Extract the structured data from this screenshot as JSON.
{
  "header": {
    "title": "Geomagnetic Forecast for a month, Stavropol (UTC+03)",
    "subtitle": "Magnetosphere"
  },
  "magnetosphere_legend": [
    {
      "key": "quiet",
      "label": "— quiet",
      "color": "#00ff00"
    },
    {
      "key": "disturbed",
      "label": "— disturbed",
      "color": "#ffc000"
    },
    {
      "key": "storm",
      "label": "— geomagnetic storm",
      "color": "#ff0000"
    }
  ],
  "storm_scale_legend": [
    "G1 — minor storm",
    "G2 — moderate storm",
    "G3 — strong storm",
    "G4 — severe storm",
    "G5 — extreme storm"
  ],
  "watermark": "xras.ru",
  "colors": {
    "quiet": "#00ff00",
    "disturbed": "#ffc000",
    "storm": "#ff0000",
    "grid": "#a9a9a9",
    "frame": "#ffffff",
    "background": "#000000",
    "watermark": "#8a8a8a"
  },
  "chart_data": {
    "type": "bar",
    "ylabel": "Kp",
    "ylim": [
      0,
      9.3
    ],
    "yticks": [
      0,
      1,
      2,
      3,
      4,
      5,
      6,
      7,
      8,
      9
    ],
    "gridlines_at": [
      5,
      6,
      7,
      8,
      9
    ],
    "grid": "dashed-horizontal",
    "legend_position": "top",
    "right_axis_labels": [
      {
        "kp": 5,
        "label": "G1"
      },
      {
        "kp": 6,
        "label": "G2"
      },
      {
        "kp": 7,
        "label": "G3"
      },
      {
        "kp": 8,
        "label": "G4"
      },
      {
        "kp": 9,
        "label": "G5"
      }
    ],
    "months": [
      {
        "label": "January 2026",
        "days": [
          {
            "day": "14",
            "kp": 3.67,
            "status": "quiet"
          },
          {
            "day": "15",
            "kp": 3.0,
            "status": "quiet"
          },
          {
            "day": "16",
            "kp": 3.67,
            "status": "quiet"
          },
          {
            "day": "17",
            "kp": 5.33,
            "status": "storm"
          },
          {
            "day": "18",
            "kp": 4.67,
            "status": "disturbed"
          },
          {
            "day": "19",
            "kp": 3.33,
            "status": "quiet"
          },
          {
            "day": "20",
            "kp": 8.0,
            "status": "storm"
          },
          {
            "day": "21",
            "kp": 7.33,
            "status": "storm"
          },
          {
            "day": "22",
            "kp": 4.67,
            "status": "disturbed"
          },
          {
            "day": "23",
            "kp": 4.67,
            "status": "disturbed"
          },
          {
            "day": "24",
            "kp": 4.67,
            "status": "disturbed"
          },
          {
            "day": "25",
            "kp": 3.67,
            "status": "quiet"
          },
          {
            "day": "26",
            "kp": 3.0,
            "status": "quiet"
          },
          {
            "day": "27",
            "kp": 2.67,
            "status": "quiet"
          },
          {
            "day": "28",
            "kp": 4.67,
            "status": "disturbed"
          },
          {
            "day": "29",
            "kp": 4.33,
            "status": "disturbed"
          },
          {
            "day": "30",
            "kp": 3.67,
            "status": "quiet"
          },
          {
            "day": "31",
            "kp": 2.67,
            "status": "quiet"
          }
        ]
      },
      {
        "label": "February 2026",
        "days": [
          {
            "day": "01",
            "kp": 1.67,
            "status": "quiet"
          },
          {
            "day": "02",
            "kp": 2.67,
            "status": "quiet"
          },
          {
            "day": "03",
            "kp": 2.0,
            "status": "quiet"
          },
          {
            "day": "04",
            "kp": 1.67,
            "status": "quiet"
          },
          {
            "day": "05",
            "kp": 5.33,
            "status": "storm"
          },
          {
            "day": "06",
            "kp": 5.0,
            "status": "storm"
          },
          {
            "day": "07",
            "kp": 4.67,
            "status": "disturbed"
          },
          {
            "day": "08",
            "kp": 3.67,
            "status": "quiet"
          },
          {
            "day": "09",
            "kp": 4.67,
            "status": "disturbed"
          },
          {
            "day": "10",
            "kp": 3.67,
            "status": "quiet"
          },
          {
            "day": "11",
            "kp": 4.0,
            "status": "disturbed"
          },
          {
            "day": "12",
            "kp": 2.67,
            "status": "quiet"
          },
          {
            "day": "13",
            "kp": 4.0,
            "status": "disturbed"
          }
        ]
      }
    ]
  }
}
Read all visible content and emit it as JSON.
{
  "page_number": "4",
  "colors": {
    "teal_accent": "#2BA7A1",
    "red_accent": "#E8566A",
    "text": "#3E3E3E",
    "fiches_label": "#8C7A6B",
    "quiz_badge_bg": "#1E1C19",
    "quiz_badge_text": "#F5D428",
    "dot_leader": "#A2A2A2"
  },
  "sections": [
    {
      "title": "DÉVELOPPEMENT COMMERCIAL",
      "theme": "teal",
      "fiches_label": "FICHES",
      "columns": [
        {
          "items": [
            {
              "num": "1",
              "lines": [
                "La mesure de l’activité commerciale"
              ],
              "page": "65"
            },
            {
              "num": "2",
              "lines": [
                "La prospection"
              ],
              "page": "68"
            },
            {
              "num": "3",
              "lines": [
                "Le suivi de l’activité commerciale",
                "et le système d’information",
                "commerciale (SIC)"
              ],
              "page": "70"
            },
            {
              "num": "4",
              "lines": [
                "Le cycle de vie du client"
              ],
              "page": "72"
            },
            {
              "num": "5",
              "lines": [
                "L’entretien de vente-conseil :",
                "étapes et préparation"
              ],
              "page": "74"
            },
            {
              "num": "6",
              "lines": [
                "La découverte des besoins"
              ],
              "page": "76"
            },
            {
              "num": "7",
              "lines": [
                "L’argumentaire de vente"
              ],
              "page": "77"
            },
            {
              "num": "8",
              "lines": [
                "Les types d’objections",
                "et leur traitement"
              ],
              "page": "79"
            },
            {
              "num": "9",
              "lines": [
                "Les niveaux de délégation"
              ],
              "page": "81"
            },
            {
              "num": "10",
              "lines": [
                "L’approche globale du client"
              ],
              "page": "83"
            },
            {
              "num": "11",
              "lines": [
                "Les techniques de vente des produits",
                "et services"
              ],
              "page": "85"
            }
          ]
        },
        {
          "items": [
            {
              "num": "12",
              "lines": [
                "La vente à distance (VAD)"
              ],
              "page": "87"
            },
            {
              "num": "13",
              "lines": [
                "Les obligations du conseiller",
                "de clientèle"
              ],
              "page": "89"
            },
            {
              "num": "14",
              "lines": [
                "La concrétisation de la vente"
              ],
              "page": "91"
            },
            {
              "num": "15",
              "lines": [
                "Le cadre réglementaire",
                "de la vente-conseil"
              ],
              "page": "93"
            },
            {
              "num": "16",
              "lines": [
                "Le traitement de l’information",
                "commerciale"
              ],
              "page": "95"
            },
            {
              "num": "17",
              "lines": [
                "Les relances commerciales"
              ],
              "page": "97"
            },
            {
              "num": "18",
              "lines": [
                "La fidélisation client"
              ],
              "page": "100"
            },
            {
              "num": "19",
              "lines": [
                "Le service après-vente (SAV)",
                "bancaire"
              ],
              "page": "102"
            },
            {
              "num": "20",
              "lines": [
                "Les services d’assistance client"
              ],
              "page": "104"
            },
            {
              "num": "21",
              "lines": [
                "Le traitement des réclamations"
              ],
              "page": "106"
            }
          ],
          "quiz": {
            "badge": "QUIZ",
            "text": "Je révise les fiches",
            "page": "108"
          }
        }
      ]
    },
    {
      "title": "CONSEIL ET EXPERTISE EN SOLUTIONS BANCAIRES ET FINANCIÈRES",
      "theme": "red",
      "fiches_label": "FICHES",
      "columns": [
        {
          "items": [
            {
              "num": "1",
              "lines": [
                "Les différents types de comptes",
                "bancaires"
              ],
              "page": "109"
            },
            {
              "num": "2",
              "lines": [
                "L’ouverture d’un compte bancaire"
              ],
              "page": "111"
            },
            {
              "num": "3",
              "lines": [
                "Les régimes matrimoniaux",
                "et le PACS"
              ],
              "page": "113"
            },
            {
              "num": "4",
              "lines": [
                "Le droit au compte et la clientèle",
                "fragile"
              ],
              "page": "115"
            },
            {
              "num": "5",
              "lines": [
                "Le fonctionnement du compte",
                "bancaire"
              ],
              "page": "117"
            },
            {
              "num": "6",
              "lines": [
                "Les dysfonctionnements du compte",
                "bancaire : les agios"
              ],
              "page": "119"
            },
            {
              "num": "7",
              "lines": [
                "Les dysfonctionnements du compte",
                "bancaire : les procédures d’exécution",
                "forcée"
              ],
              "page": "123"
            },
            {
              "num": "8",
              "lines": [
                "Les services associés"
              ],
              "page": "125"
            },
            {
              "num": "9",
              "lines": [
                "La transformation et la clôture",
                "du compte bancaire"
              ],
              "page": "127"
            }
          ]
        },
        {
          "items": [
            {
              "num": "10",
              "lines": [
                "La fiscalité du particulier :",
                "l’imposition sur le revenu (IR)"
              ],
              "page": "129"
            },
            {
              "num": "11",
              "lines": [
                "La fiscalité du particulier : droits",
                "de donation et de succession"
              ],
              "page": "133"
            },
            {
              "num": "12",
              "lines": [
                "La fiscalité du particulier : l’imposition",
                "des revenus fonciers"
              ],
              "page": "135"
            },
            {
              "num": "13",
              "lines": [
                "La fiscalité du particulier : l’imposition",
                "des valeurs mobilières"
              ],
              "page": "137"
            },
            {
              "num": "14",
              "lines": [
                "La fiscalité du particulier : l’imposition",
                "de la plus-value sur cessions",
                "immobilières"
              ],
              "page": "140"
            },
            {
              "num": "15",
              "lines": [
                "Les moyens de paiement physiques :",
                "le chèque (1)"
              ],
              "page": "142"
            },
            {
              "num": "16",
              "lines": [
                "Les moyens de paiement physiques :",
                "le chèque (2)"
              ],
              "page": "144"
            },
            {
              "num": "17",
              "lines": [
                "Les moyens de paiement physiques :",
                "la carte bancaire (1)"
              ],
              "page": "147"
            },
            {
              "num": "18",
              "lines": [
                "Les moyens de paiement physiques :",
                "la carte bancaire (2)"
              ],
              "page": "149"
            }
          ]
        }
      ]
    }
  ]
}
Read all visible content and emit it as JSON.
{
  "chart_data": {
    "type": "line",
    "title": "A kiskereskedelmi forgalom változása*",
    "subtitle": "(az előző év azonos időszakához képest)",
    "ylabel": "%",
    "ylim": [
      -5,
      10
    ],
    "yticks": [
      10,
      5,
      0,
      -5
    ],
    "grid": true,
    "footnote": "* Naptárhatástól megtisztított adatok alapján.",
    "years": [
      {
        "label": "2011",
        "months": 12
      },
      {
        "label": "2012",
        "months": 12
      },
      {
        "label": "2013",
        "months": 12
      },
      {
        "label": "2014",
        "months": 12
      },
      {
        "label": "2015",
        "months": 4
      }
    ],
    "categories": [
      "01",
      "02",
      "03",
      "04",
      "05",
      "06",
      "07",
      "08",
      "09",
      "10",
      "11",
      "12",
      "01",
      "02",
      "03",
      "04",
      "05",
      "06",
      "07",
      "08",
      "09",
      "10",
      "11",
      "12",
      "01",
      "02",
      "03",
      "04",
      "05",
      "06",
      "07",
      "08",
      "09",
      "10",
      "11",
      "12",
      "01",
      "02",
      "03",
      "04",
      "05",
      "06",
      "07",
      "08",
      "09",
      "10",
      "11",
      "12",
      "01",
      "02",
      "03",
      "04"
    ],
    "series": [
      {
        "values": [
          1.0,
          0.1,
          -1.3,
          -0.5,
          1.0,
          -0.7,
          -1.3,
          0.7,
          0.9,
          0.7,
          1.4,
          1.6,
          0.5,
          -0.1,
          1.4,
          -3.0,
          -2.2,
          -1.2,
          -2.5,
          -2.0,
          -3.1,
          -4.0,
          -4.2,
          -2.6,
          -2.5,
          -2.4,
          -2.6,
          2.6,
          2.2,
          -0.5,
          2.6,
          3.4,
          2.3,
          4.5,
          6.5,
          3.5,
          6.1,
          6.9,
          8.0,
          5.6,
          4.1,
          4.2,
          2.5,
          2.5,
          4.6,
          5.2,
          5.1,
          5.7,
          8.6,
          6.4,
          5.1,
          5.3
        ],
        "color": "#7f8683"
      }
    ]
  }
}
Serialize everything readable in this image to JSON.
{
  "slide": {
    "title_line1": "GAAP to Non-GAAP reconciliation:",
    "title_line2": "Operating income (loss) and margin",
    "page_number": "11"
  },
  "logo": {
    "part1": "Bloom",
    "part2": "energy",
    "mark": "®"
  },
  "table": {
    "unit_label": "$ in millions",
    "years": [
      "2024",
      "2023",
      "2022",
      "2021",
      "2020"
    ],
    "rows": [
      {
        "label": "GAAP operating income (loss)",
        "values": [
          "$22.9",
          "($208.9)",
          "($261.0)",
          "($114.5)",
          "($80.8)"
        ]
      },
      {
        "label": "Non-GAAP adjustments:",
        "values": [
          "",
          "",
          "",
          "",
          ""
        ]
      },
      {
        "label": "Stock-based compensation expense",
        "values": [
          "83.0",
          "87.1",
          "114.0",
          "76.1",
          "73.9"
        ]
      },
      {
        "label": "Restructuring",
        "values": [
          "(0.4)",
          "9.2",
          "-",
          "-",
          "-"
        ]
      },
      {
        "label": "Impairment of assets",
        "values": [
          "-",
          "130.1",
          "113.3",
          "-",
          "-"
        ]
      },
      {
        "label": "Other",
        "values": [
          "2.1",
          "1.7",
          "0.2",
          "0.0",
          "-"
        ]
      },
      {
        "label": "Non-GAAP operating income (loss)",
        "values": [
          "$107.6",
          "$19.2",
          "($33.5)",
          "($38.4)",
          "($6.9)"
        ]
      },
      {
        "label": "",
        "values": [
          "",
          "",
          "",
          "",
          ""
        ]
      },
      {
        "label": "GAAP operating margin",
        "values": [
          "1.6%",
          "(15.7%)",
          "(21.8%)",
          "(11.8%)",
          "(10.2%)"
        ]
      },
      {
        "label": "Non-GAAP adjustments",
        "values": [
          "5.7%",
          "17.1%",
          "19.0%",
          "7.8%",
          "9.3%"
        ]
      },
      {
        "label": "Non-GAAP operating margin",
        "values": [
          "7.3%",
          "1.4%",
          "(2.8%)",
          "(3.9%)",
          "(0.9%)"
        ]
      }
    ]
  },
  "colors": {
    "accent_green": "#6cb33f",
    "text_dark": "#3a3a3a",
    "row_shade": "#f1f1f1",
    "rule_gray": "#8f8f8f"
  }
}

....

_Exercise objective_: List each line in the listing that contains the string "traitement".

_Answer for the task_:
                "et leur traitement"
                "Le traitement de l’information",
                "Le traitement des réclamations"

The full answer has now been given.